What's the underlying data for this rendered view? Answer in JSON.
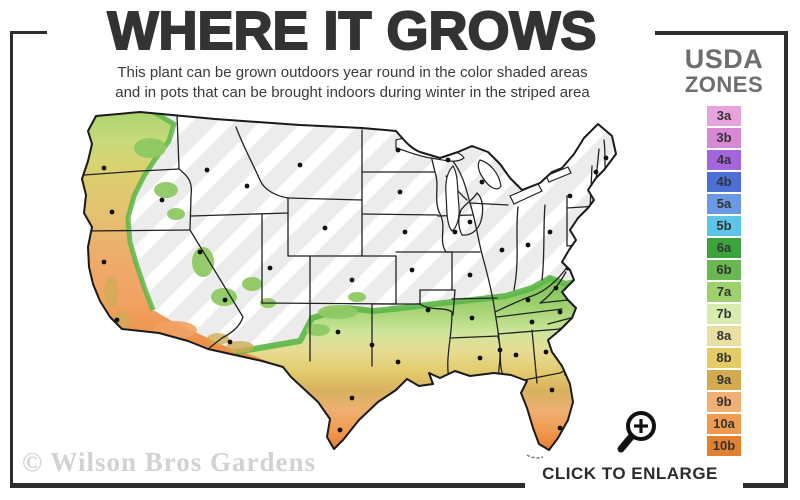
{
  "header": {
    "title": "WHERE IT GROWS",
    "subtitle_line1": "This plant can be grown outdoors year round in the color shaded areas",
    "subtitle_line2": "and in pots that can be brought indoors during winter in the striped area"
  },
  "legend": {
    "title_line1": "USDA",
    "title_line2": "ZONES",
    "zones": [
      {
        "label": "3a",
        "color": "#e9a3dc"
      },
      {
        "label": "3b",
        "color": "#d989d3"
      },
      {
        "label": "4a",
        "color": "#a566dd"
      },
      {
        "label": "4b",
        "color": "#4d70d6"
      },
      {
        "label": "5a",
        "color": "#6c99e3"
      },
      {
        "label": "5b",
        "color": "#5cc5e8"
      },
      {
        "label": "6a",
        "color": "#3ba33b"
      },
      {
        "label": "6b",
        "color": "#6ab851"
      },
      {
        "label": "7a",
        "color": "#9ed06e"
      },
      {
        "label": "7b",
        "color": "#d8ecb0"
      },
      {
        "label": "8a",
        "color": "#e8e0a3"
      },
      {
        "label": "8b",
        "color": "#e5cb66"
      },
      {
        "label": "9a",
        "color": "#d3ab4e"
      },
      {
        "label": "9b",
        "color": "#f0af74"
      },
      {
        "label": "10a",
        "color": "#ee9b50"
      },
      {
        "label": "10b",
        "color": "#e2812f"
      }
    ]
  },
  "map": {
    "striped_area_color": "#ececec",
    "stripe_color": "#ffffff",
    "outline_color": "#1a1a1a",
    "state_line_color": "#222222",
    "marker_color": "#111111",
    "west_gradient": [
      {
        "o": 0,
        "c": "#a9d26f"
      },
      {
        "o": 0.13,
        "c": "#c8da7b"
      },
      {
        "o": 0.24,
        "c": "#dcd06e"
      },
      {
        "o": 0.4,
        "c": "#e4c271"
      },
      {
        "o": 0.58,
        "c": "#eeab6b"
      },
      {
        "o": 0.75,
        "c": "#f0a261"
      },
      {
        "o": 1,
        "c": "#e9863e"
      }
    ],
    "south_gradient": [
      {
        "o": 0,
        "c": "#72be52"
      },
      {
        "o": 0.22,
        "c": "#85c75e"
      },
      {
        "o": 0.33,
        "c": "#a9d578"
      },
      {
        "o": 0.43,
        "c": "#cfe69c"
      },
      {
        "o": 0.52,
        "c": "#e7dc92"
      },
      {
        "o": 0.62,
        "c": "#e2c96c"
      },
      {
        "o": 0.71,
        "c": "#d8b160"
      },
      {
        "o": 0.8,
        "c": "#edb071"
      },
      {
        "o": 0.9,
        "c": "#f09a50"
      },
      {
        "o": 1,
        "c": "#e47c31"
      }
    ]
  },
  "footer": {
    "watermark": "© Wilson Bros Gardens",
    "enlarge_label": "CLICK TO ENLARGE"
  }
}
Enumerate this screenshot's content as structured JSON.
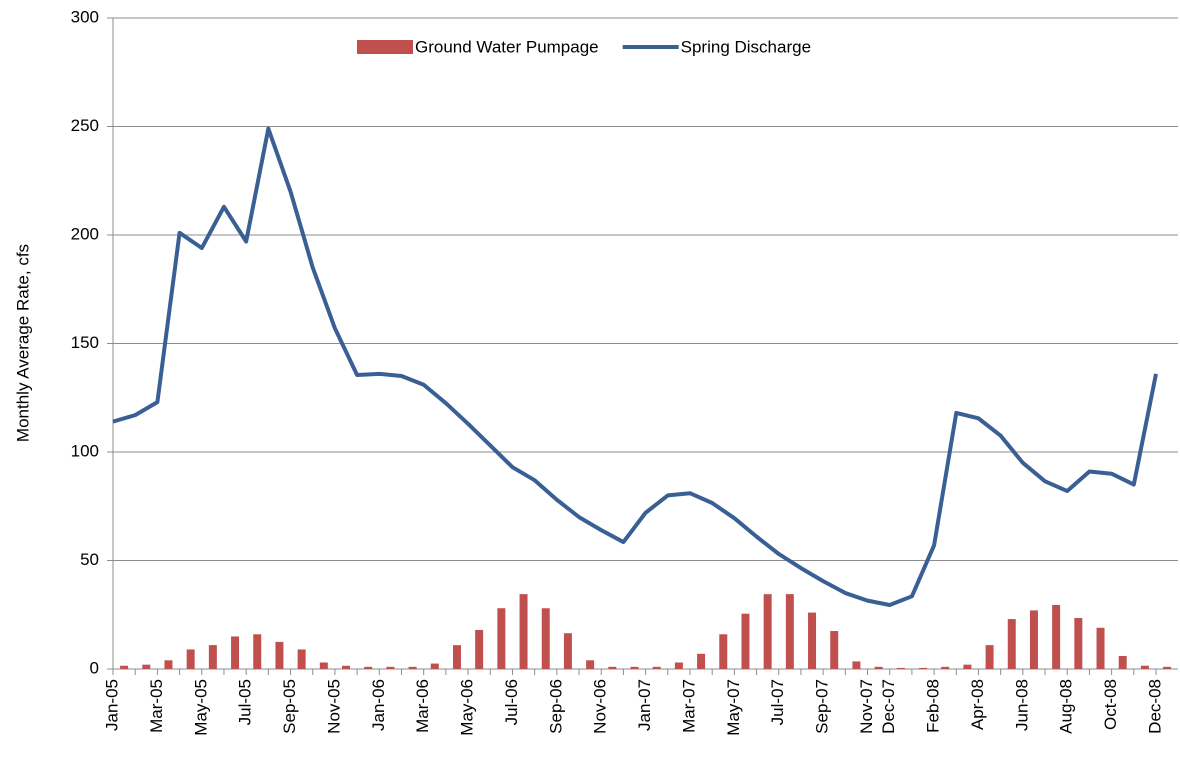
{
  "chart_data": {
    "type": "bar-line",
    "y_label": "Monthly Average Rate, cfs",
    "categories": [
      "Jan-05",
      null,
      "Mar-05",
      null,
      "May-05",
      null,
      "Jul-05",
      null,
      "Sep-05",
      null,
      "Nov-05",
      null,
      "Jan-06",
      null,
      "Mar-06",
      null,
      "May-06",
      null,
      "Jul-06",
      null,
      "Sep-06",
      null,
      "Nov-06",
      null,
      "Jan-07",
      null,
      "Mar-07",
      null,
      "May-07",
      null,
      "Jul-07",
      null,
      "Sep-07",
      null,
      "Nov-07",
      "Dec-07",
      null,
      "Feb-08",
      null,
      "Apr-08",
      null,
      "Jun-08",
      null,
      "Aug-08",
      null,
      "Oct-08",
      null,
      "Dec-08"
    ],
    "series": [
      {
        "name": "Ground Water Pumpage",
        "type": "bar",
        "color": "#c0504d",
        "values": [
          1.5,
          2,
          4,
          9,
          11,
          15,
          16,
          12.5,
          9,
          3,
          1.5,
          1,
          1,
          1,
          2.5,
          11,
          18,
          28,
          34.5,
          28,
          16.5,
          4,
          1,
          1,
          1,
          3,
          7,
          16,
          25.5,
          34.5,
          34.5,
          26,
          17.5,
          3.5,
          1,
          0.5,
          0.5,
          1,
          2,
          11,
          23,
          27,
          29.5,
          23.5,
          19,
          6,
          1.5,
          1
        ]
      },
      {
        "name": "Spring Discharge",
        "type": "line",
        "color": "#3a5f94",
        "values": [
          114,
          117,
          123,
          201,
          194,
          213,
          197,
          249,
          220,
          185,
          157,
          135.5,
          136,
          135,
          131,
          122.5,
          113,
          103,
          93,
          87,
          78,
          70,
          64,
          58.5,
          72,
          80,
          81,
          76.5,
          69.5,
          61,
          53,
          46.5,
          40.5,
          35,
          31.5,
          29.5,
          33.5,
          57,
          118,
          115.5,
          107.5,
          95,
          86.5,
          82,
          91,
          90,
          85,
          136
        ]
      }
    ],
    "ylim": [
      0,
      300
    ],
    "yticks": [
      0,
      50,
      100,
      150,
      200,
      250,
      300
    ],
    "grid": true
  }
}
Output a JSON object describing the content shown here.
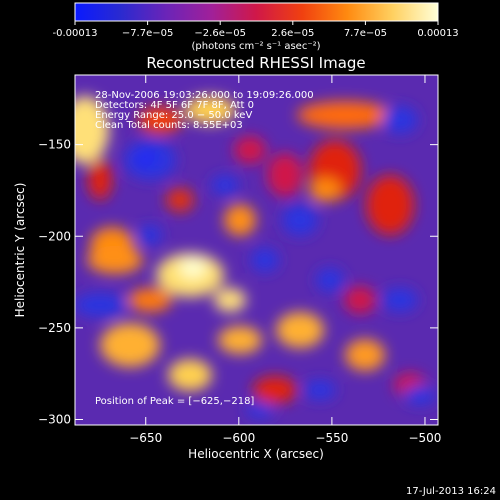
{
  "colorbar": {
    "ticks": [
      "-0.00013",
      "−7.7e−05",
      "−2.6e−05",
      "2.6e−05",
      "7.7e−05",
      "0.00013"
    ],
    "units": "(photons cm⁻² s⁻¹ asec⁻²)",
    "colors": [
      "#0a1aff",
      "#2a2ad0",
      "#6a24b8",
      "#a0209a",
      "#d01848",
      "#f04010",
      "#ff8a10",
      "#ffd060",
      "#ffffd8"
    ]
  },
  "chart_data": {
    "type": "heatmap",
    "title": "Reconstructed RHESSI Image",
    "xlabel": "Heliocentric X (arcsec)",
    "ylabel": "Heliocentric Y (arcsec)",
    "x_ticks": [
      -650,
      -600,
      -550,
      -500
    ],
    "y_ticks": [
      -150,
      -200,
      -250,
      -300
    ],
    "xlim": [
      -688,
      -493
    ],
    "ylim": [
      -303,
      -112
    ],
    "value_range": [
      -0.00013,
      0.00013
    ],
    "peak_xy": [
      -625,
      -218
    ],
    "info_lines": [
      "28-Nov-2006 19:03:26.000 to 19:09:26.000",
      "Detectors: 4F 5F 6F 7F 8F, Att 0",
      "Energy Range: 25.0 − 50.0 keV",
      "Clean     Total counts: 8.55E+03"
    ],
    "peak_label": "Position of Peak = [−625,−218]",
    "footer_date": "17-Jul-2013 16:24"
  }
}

_Exercise prompt_:
Report how many lines of the entries hold the word "content". Nothing else is needed.

_Expected answer_:
2